What is needed:
Repeat each entry word for word. Leave any images out of the copy.

Data provided:
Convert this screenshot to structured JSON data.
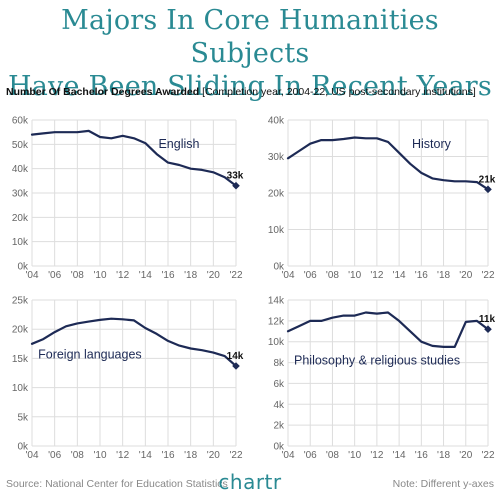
{
  "title_line1": "Majors In Core Humanities Subjects",
  "title_line2": "Have Been Sliding In Recent Years",
  "subtitle_bold": "Number Of Bachelor Degrees Awarded",
  "subtitle_detail": "[Completion year, 2004-22, US post-secondary institutions]",
  "footer_source": "Source: National Center for Education Statistics",
  "footer_note": "Note: Different y-axes",
  "logo": "chartr",
  "colors": {
    "title": "#2a8a93",
    "line": "#1d2a55",
    "grid": "#dddddd"
  },
  "chart_data": [
    {
      "type": "line",
      "label": "English",
      "end_label": "33k",
      "ylim": [
        0,
        60000
      ],
      "yticks": [
        0,
        10000,
        20000,
        30000,
        40000,
        50000,
        60000
      ],
      "ytick_labels": [
        "0k",
        "10k",
        "20k",
        "30k",
        "40k",
        "50k",
        "60k"
      ],
      "xticks": [
        2004,
        2006,
        2008,
        2010,
        2012,
        2014,
        2016,
        2018,
        2020,
        2022
      ],
      "xtick_labels": [
        "'04",
        "'06",
        "'08",
        "'10",
        "'12",
        "'14",
        "'16",
        "'18",
        "'20",
        "'22"
      ],
      "x": [
        2004,
        2005,
        2006,
        2007,
        2008,
        2009,
        2010,
        2011,
        2012,
        2013,
        2014,
        2015,
        2016,
        2017,
        2018,
        2019,
        2020,
        2021,
        2022
      ],
      "values": [
        54000,
        54500,
        55000,
        55000,
        55000,
        55500,
        53000,
        52500,
        53500,
        52500,
        50500,
        46000,
        42500,
        41500,
        40000,
        39500,
        38500,
        36500,
        33000
      ]
    },
    {
      "type": "line",
      "label": "History",
      "end_label": "21k",
      "ylim": [
        0,
        40000
      ],
      "yticks": [
        0,
        10000,
        20000,
        30000,
        40000
      ],
      "ytick_labels": [
        "0k",
        "10k",
        "20k",
        "30k",
        "40k"
      ],
      "xticks": [
        2004,
        2006,
        2008,
        2010,
        2012,
        2014,
        2016,
        2018,
        2020,
        2022
      ],
      "xtick_labels": [
        "'04",
        "'06",
        "'08",
        "'10",
        "'12",
        "'14",
        "'16",
        "'18",
        "'20",
        "'22"
      ],
      "x": [
        2004,
        2005,
        2006,
        2007,
        2008,
        2009,
        2010,
        2011,
        2012,
        2013,
        2014,
        2015,
        2016,
        2017,
        2018,
        2019,
        2020,
        2021,
        2022
      ],
      "values": [
        29500,
        31500,
        33500,
        34500,
        34500,
        34800,
        35200,
        35000,
        35000,
        34000,
        31000,
        28000,
        25500,
        24000,
        23500,
        23200,
        23200,
        23000,
        21000
      ]
    },
    {
      "type": "line",
      "label": "Foreign languages",
      "end_label": "14k",
      "ylim": [
        0,
        25000
      ],
      "yticks": [
        0,
        5000,
        10000,
        15000,
        20000,
        25000
      ],
      "ytick_labels": [
        "0k",
        "5k",
        "10k",
        "15k",
        "20k",
        "25k"
      ],
      "xticks": [
        2004,
        2006,
        2008,
        2010,
        2012,
        2014,
        2016,
        2018,
        2020,
        2022
      ],
      "xtick_labels": [
        "'04",
        "'06",
        "'08",
        "'10",
        "'12",
        "'14",
        "'16",
        "'18",
        "'20",
        "'22"
      ],
      "x": [
        2004,
        2005,
        2006,
        2007,
        2008,
        2009,
        2010,
        2011,
        2012,
        2013,
        2014,
        2015,
        2016,
        2017,
        2018,
        2019,
        2020,
        2021,
        2022
      ],
      "values": [
        17500,
        18300,
        19500,
        20500,
        21000,
        21300,
        21600,
        21800,
        21700,
        21500,
        20200,
        19200,
        18000,
        17200,
        16700,
        16400,
        16000,
        15400,
        13700
      ]
    },
    {
      "type": "line",
      "label": "Philosophy & religious studies",
      "end_label": "11k",
      "ylim": [
        0,
        14000
      ],
      "yticks": [
        0,
        2000,
        4000,
        6000,
        8000,
        10000,
        12000,
        14000
      ],
      "ytick_labels": [
        "0k",
        "2k",
        "4k",
        "6k",
        "8k",
        "10k",
        "12k",
        "14k"
      ],
      "xticks": [
        2004,
        2006,
        2008,
        2010,
        2012,
        2014,
        2016,
        2018,
        2020,
        2022
      ],
      "xtick_labels": [
        "'04",
        "'06",
        "'08",
        "'10",
        "'12",
        "'14",
        "'16",
        "'18",
        "'20",
        "'22"
      ],
      "x": [
        2004,
        2005,
        2006,
        2007,
        2008,
        2009,
        2010,
        2011,
        2012,
        2013,
        2014,
        2015,
        2016,
        2017,
        2018,
        2019,
        2020,
        2021,
        2022
      ],
      "values": [
        11000,
        11500,
        12000,
        12000,
        12300,
        12500,
        12500,
        12800,
        12700,
        12800,
        12000,
        11000,
        10000,
        9600,
        9500,
        9500,
        11900,
        12000,
        11200
      ]
    }
  ]
}
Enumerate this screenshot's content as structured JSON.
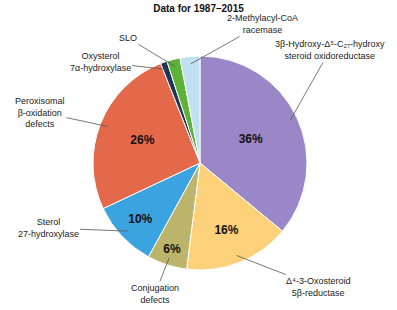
{
  "chart_data": {
    "type": "pie",
    "title": "Data for 1987–2015",
    "categories": [
      "3β-Hydroxy-Δ⁵-C₂₇-hydroxy steroid oxidoreductase",
      "Δ⁴-3-Oxosteroid 5β-reductase",
      "Conjugation defects",
      "Sterol 27-hydroxylase",
      "Peroxisomal β-oxidation defects",
      "Oxysterol 7α-hydroxylase",
      "SLO",
      "2-Methylacyl-CoA racemase"
    ],
    "values": [
      36,
      16,
      6,
      10,
      26,
      1,
      2,
      3
    ],
    "value_labels": [
      "36%",
      "16%",
      "6%",
      "10%",
      "26%",
      null,
      null,
      null
    ],
    "data_labels": true,
    "colors": [
      "#9b87c8",
      "#fcd17a",
      "#bdb46b",
      "#3ba3e0",
      "#e4694a",
      "#1f3556",
      "#5cb338",
      "#bfe0f0"
    ]
  }
}
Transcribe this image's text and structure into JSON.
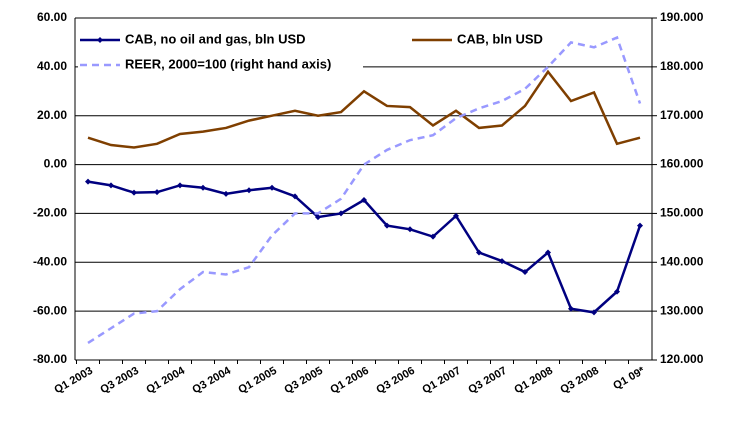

Task result:
Convert this screenshot to structured JSON data.
{
  "title_line1": "Majors In Core Humanities Subjects",
  "title_line2": "Have Been Sliding In Recent Years",
  "subtitle_bold": "Number Of Bachelor Degrees Awarded",
  "subtitle_detail": "[Completion year, 2004-22, US post-secondary institutions]",
  "footer_source": "Source: National Center for Education Statistics",
  "footer_note": "Note: Different y-axes",
  "logo": "chartr",
  "colors": {
    "title": "#2a8a93",
    "line": "#1d2a55",
    "grid": "#dddddd"
  },
  "chart_data": [
    {
      "type": "line",
      "label": "English",
      "end_label": "33k",
      "ylim": [
        0,
        60000
      ],
      "yticks": [
        0,
        10000,
        20000,
        30000,
        40000,
        50000,
        60000
      ],
      "ytick_labels": [
        "0k",
        "10k",
        "20k",
        "30k",
        "40k",
        "50k",
        "60k"
      ],
      "xticks": [
        2004,
        2006,
        2008,
        2010,
        2012,
        2014,
        2016,
        2018,
        2020,
        2022
      ],
      "xtick_labels": [
        "'04",
        "'06",
        "'08",
        "'10",
        "'12",
        "'14",
        "'16",
        "'18",
        "'20",
        "'22"
      ],
      "x": [
        2004,
        2005,
        2006,
        2007,
        2008,
        2009,
        2010,
        2011,
        2012,
        2013,
        2014,
        2015,
        2016,
        2017,
        2018,
        2019,
        2020,
        2021,
        2022
      ],
      "values": [
        54000,
        54500,
        55000,
        55000,
        55000,
        55500,
        53000,
        52500,
        53500,
        52500,
        50500,
        46000,
        42500,
        41500,
        40000,
        39500,
        38500,
        36500,
        33000
      ]
    },
    {
      "type": "line",
      "label": "History",
      "end_label": "21k",
      "ylim": [
        0,
        40000
      ],
      "yticks": [
        0,
        10000,
        20000,
        30000,
        40000
      ],
      "ytick_labels": [
        "0k",
        "10k",
        "20k",
        "30k",
        "40k"
      ],
      "xticks": [
        2004,
        2006,
        2008,
        2010,
        2012,
        2014,
        2016,
        2018,
        2020,
        2022
      ],
      "xtick_labels": [
        "'04",
        "'06",
        "'08",
        "'10",
        "'12",
        "'14",
        "'16",
        "'18",
        "'20",
        "'22"
      ],
      "x": [
        2004,
        2005,
        2006,
        2007,
        2008,
        2009,
        2010,
        2011,
        2012,
        2013,
        2014,
        2015,
        2016,
        2017,
        2018,
        2019,
        2020,
        2021,
        2022
      ],
      "values": [
        29500,
        31500,
        33500,
        34500,
        34500,
        34800,
        35200,
        35000,
        35000,
        34000,
        31000,
        28000,
        25500,
        24000,
        23500,
        23200,
        23200,
        23000,
        21000
      ]
    },
    {
      "type": "line",
      "label": "Foreign languages",
      "end_label": "14k",
      "ylim": [
        0,
        25000
      ],
      "yticks": [
        0,
        5000,
        10000,
        15000,
        20000,
        25000
      ],
      "ytick_labels": [
        "0k",
        "5k",
        "10k",
        "15k",
        "20k",
        "25k"
      ],
      "xticks": [
        2004,
        2006,
        2008,
        2010,
        2012,
        2014,
        2016,
        2018,
        2020,
        2022
      ],
      "xtick_labels": [
        "'04",
        "'06",
        "'08",
        "'10",
        "'12",
        "'14",
        "'16",
        "'18",
        "'20",
        "'22"
      ],
      "x": [
        2004,
        2005,
        2006,
        2007,
        2008,
        2009,
        2010,
        2011,
        2012,
        2013,
        2014,
        2015,
        2016,
        2017,
        2018,
        2019,
        2020,
        2021,
        2022
      ],
      "values": [
        17500,
        18300,
        19500,
        20500,
        21000,
        21300,
        21600,
        21800,
        21700,
        21500,
        20200,
        19200,
        18000,
        17200,
        16700,
        16400,
        16000,
        15400,
        13700
      ]
    },
    {
      "type": "line",
      "label": "Philosophy & religious studies",
      "end_label": "11k",
      "ylim": [
        0,
        14000
      ],
      "yticks": [
        0,
        2000,
        4000,
        6000,
        8000,
        10000,
        12000,
        14000
      ],
      "ytick_labels": [
        "0k",
        "2k",
        "4k",
        "6k",
        "8k",
        "10k",
        "12k",
        "14k"
      ],
      "xticks": [
        2004,
        2006,
        2008,
        2010,
        2012,
        2014,
        2016,
        2018,
        2020,
        2022
      ],
      "xtick_labels": [
        "'04",
        "'06",
        "'08",
        "'10",
        "'12",
        "'14",
        "'16",
        "'18",
        "'20",
        "'22"
      ],
      "x": [
        2004,
        2005,
        2006,
        2007,
        2008,
        2009,
        2010,
        2011,
        2012,
        2013,
        2014,
        2015,
        2016,
        2017,
        2018,
        2019,
        2020,
        2021,
        2022
      ],
      "values": [
        11000,
        11500,
        12000,
        12000,
        12300,
        12500,
        12500,
        12800,
        12700,
        12800,
        12000,
        11000,
        10000,
        9600,
        9500,
        9500,
        11900,
        12000,
        11200
      ]
    }
  ]
}
Enumerate this screenshot's content as structured JSON.
{
  "chart_data": {
    "type": "pie",
    "title": "Data for 1987–2015",
    "categories": [
      "3β-Hydroxy-Δ⁵-C₂₇-hydroxy steroid oxidoreductase",
      "Δ⁴-3-Oxosteroid 5β-reductase",
      "Conjugation defects",
      "Sterol 27-hydroxylase",
      "Peroxisomal β-oxidation defects",
      "Oxysterol 7α-hydroxylase",
      "SLO",
      "2-Methylacyl-CoA racemase"
    ],
    "values": [
      36,
      16,
      6,
      10,
      26,
      1,
      2,
      3
    ],
    "value_labels": [
      "36%",
      "16%",
      "6%",
      "10%",
      "26%",
      null,
      null,
      null
    ],
    "data_labels": true,
    "colors": [
      "#9b87c8",
      "#fcd17a",
      "#bdb46b",
      "#3ba3e0",
      "#e4694a",
      "#1f3556",
      "#5cb338",
      "#bfe0f0"
    ]
  }
}
Transcribe this image's text and structure into JSON.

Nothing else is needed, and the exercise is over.